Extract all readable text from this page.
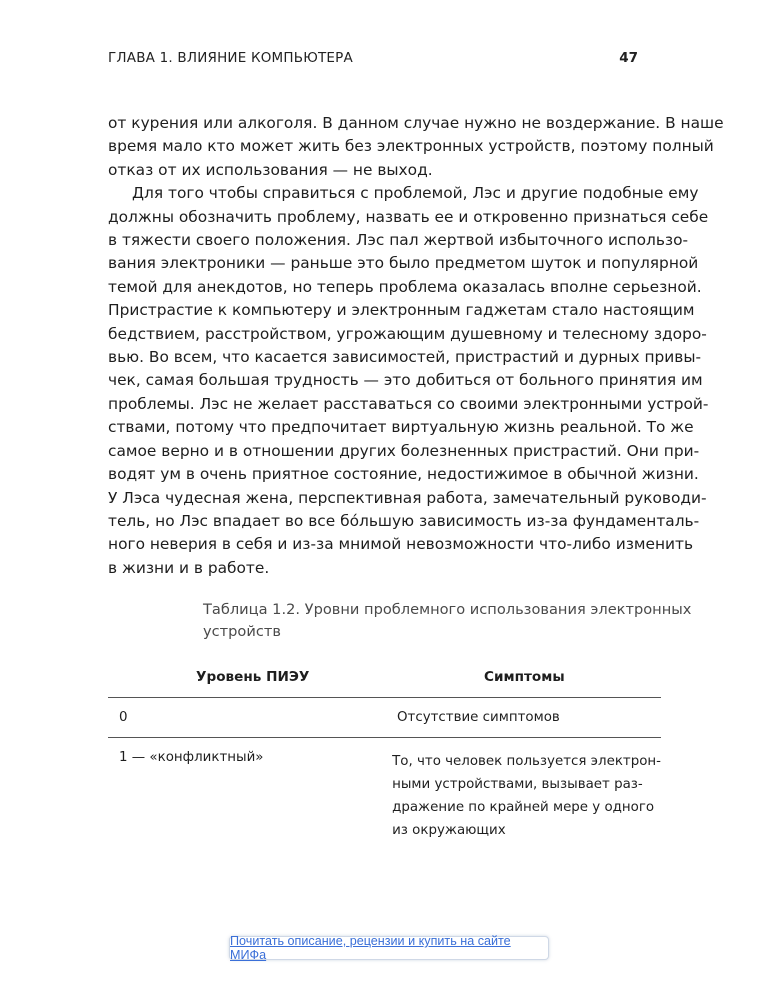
ГЛАВА 1. ВЛИЯНИЕ КОМПЬЮТЕРА	47
от курения или алкоголя. В данном случае нужно не воздержание. В наше
время мало кто может жить без электронных устройств, поэтому полный
отказ от их использования — не выход.
Для того чтобы справиться с проблемой, Лэс и другие подобные ему
должны обозначить проблему, назвать ее и откровенно признаться себе
в тяжести своего положения. Лэс пал жертвой избыточного использо-
вания электроники — раньше это было предметом шуток и популярной
темой для анекдотов, но теперь проблема оказалась вполне серьезной.
Пристрастие к компьютеру и электронным гаджетам стало настоящим
бедствием, расстройством, угрожающим душевному и телесному здоро-
вью. Во всем, что касается зависимостей, пристрастий и дурных привы-
чек, самая большая трудность — это добиться от больного принятия им
проблемы. Лэс не желает расставаться со своими электронными устрой-
ствами, потому что предпочитает виртуальную жизнь реальной. То же
самое верно и в отношении других болезненных пристрастий. Они при-
водят ум в очень приятное состояние, недостижимое в обычной жизни.
У Лэса чудесная жена, перспективная работа, замечательный руководи-
тель, но Лэс впадает во все бóльшую зависимость из-за фундаменталь-
ного неверия в себя и из-за мнимой невозможности что-либо изменить
в жизни и в работе.
Таблица 1.2. Уровни проблемного использования электронных
устройств
Уровень ПИЭУ	Симптомы
0	Отсутствие симптомов
1 — «конфликтный»	То, что человек пользуется электрон-
ными устройствами, вызывает раз-
дражение по крайней мере у одного
из окружающих
Почитать описание, рецензии и купить на сайте МИФа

◆ ◆ ◆ ◆ ◆ ◆ ◆

*TO DO:*
In the entries above, how many lines hold the word "пристрастий"? State the number and nothing else.

*SOLUTION FOR THIS TASK:*
2